MET: metabolic equivalent.

Each garment configuration (boxer briefs, girdle, girdle with tights) in each testing configuration (base layers, practice, and play) was assessed according to the above test protocol for three repetitions. To begin each test, clothing ensemble elements were donned on ANDI and the manikin was heated to 33°C through model initialization.^22,27 Once steady-state conditions were reached at 33°C, a Manikin PC test was started per the test protocol in Table 1.²² After 2.5 h, the manikin operator terminated the test. Any sweat loss between repetitions was replaced via an external deionized water supply, which is used to replicate sweating during the test protocol across ANDI’s 140+ sweat pores distributed over 35 separate manikin zones.

□ □ □

Brief
Carry on the passage about testing garment configurations on the ANDI manikin, starting after its last sentence. The items after this text are unrelated material.

□ □ □

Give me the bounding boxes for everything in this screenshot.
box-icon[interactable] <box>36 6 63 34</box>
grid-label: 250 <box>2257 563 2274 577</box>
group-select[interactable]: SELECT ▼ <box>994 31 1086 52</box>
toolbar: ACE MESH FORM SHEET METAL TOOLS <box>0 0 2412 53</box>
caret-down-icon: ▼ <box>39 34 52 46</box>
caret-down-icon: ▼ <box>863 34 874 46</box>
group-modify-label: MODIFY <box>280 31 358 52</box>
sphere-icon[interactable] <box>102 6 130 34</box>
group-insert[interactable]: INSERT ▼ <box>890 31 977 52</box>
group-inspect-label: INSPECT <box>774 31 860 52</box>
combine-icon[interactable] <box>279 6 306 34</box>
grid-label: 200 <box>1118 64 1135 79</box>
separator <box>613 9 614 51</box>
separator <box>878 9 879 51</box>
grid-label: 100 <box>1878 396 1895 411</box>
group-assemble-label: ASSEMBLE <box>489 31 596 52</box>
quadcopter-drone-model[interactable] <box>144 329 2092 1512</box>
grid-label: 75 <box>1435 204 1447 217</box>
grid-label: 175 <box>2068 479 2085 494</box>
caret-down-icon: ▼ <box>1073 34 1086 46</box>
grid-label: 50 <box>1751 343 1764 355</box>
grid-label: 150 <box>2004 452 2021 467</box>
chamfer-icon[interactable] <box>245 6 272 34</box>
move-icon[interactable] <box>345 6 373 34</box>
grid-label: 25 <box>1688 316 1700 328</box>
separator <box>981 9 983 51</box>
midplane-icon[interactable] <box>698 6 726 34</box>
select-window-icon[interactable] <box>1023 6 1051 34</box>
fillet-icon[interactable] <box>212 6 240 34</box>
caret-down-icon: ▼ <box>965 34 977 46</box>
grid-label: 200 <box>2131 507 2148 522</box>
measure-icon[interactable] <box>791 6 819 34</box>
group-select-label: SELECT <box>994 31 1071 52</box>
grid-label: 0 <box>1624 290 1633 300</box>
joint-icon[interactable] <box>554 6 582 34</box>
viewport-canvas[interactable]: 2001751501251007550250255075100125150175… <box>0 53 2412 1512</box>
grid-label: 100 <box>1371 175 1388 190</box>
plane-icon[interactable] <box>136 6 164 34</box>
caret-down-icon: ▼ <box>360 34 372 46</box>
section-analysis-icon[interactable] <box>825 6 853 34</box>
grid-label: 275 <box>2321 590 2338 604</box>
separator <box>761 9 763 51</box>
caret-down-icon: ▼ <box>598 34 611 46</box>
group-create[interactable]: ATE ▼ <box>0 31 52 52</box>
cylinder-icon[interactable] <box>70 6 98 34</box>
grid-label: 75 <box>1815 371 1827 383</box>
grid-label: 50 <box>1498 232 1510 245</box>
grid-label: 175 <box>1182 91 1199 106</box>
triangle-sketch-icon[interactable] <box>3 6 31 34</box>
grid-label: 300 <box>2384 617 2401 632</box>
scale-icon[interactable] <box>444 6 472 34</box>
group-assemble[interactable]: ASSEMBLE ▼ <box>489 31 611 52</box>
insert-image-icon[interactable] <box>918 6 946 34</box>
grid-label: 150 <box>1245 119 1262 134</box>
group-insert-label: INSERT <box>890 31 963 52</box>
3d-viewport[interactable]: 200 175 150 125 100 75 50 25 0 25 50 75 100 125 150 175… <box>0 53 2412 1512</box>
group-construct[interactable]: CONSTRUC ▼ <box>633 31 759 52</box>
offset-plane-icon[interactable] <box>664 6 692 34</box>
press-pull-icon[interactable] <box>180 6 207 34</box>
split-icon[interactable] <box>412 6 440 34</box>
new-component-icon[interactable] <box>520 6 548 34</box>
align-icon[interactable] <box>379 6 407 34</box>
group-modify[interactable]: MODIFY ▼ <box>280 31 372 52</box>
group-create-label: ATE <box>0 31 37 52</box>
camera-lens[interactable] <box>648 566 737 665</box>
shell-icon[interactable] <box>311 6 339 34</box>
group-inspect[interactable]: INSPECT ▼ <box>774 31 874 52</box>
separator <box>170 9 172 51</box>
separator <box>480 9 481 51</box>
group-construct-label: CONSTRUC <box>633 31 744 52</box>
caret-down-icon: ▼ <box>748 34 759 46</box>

□ □ □

Result for this exercise
Predicted Physiological Responses

Other than TSK, which is directly read in each region, or zone, of the manikin and fed to the physiological model for further calculation, it should be noted that all variables in this study were predicted physiological responses derived from the ManikinPC model.^{18,19,22–24} Throughout each test repetition, Manikin PC provides real-time predictions of a human’s thermal state during the prescribed activity protocol. As described in the test protocol (see Table 1), activity level was defined in METs, where one MET is defined as one kcal/kg/h. For an average male, one MET is equivalent to the energy consumption used while sedentary.²²

Active sweating (SWA) predicts the amount of sweat generated by active thermoregulation in grams per minute. The calculated volume is derived from control equations in the model, which are functions of body THY and TSK.²² Using sensors within the 35 unique zones of the manikin, TSK was directly read from the manikin and fed into the physiological model, from which a mean TSK is calculated as a whole-body average. The THY is computed by the ManikinPC model in degrees Celsius, and is most representative of the respiratory, cardiac, and brain temperature. The modeled SBF parameter represents the simulated SBF in liters per minute and is representative of the body’s vasoconstriction/vasodilatation state.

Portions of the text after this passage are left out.